Data entries:
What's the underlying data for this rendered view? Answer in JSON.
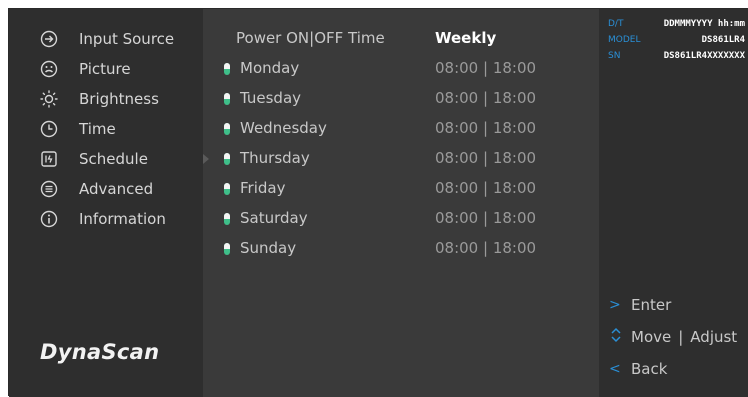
{
  "sidebar": {
    "items": [
      {
        "label": "Input Source",
        "icon": "input-source-icon"
      },
      {
        "label": "Picture",
        "icon": "picture-icon"
      },
      {
        "label": "Brightness",
        "icon": "brightness-icon"
      },
      {
        "label": "Time",
        "icon": "clock-icon"
      },
      {
        "label": "Schedule",
        "icon": "schedule-icon"
      },
      {
        "label": "Advanced",
        "icon": "advanced-icon"
      },
      {
        "label": "Information",
        "icon": "info-icon"
      }
    ],
    "logo": "DynaScan"
  },
  "main": {
    "header_left": "Power ON|OFF Time",
    "header_right": "Weekly",
    "selected_day": "Thursday",
    "days": [
      {
        "label": "Monday",
        "time": "08:00 | 18:00"
      },
      {
        "label": "Tuesday",
        "time": "08:00 | 18:00"
      },
      {
        "label": "Wednesday",
        "time": "08:00 | 18:00"
      },
      {
        "label": "Thursday",
        "time": "08:00 | 18:00"
      },
      {
        "label": "Friday",
        "time": "08:00 | 18:00"
      },
      {
        "label": "Saturday",
        "time": "08:00 | 18:00"
      },
      {
        "label": "Sunday",
        "time": "08:00 | 18:00"
      }
    ]
  },
  "info": {
    "dt_label": "D/T",
    "dt_value": "DDMMMYYYY hh:mm",
    "model_label": "MODEL",
    "model_value": "DS861LR4",
    "sn_label": "SN",
    "sn_value": "DS861LR4XXXXXXX"
  },
  "hints": {
    "enter": "Enter",
    "move": "Move",
    "separator": "|",
    "adjust": "Adjust",
    "back": "Back",
    "enter_symbol": ">",
    "back_symbol": "<"
  },
  "colors": {
    "accent": "#2a8fd6",
    "indicator_green": "#3fbf8a",
    "panel_bg": "#3a3a3a",
    "sidebar_bg": "#2e2e2e"
  }
}
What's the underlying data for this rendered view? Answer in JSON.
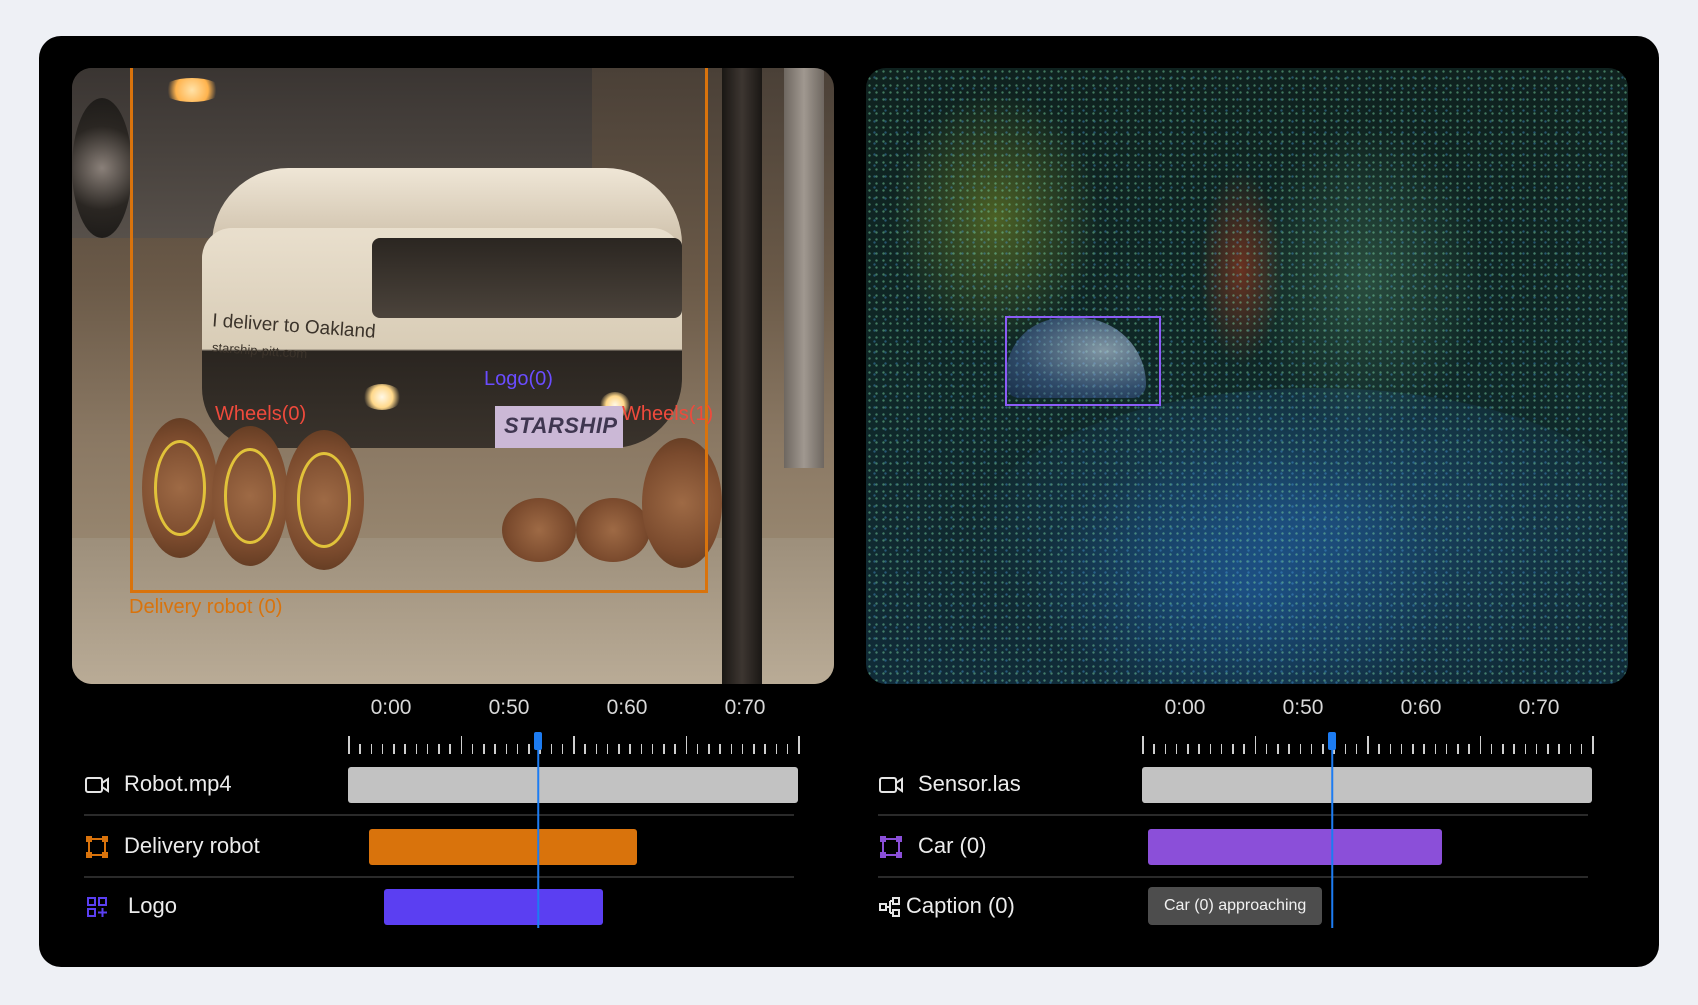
{
  "left_panel": {
    "file_name": "Robot.mp4",
    "robot_text_line1": "I deliver to Oakland",
    "robot_text_line2": "starship-pitt.com",
    "logo_text": "STARSHIP",
    "annotations": {
      "delivery_robot": "Delivery robot (0)",
      "wheels0": "Wheels(0)",
      "wheels1": "Wheels(1)",
      "logo": "Logo(0)"
    },
    "timeline": {
      "ticks": [
        "0:00",
        "0:50",
        "0:60",
        "0:70"
      ],
      "rows": [
        {
          "label": "Robot.mp4",
          "icon": "video-icon"
        },
        {
          "label": "Delivery robot",
          "icon": "bounding-box-icon"
        },
        {
          "label": "Logo",
          "icon": "grid-plus-icon"
        }
      ]
    }
  },
  "right_panel": {
    "file_name": "Sensor.las",
    "timeline": {
      "ticks": [
        "0:00",
        "0:50",
        "0:60",
        "0:70"
      ],
      "rows": [
        {
          "label": "Sensor.las",
          "icon": "video-icon"
        },
        {
          "label": "Car (0)",
          "icon": "bounding-box-icon"
        },
        {
          "label": "Caption (0)",
          "icon": "caption-tree-icon"
        }
      ],
      "caption_chip": "Car (0) approaching"
    }
  },
  "colors": {
    "delivery_robot": "#d9730c",
    "logo": "#5b3ff2",
    "car": "#8b4fd9",
    "file_track": "#c2c2c2",
    "playhead": "#1d7cf2",
    "wheels": "#ef4a3c"
  }
}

→ **TASK INSTRUCTIONS**
Omit the pictures and give the material again, exactly and in full.

→ **CORRECT RESPONSE**
What's the underlying data for this rendered view? Answer in JSON.
{
  "sidebar": {
    "items": [
      {
        "label": "Input Source",
        "icon": "input-source-icon"
      },
      {
        "label": "Picture",
        "icon": "picture-icon"
      },
      {
        "label": "Brightness",
        "icon": "brightness-icon"
      },
      {
        "label": "Time",
        "icon": "clock-icon"
      },
      {
        "label": "Schedule",
        "icon": "schedule-icon"
      },
      {
        "label": "Advanced",
        "icon": "advanced-icon"
      },
      {
        "label": "Information",
        "icon": "info-icon"
      }
    ],
    "logo": "DynaScan"
  },
  "main": {
    "header_left": "Power ON|OFF Time",
    "header_right": "Weekly",
    "selected_day": "Thursday",
    "days": [
      {
        "label": "Monday",
        "time": "08:00 | 18:00"
      },
      {
        "label": "Tuesday",
        "time": "08:00 | 18:00"
      },
      {
        "label": "Wednesday",
        "time": "08:00 | 18:00"
      },
      {
        "label": "Thursday",
        "time": "08:00 | 18:00"
      },
      {
        "label": "Friday",
        "time": "08:00 | 18:00"
      },
      {
        "label": "Saturday",
        "time": "08:00 | 18:00"
      },
      {
        "label": "Sunday",
        "time": "08:00 | 18:00"
      }
    ]
  },
  "info": {
    "dt_label": "D/T",
    "dt_value": "DDMMMYYYY hh:mm",
    "model_label": "MODEL",
    "model_value": "DS861LR4",
    "sn_label": "SN",
    "sn_value": "DS861LR4XXXXXXX"
  },
  "hints": {
    "enter": "Enter",
    "move": "Move",
    "separator": "|",
    "adjust": "Adjust",
    "back": "Back",
    "enter_symbol": ">",
    "back_symbol": "<"
  },
  "colors": {
    "accent": "#2a8fd6",
    "indicator_green": "#3fbf8a",
    "panel_bg": "#3a3a3a",
    "sidebar_bg": "#2e2e2e"
  }
}
What's the underlying data for this rendered view? Answer in JSON.
{
  "left_panel": {
    "file_name": "Robot.mp4",
    "robot_text_line1": "I deliver to Oakland",
    "robot_text_line2": "starship-pitt.com",
    "logo_text": "STARSHIP",
    "annotations": {
      "delivery_robot": "Delivery robot (0)",
      "wheels0": "Wheels(0)",
      "wheels1": "Wheels(1)",
      "logo": "Logo(0)"
    },
    "timeline": {
      "ticks": [
        "0:00",
        "0:50",
        "0:60",
        "0:70"
      ],
      "rows": [
        {
          "label": "Robot.mp4",
          "icon": "video-icon"
        },
        {
          "label": "Delivery robot",
          "icon": "bounding-box-icon"
        },
        {
          "label": "Logo",
          "icon": "grid-plus-icon"
        }
      ]
    }
  },
  "right_panel": {
    "file_name": "Sensor.las",
    "timeline": {
      "ticks": [
        "0:00",
        "0:50",
        "0:60",
        "0:70"
      ],
      "rows": [
        {
          "label": "Sensor.las",
          "icon": "video-icon"
        },
        {
          "label": "Car (0)",
          "icon": "bounding-box-icon"
        },
        {
          "label": "Caption (0)",
          "icon": "caption-tree-icon"
        }
      ],
      "caption_chip": "Car (0) approaching"
    }
  },
  "colors": {
    "delivery_robot": "#d9730c",
    "logo": "#5b3ff2",
    "car": "#8b4fd9",
    "file_track": "#c2c2c2",
    "playhead": "#1d7cf2",
    "wheels": "#ef4a3c"
  }
}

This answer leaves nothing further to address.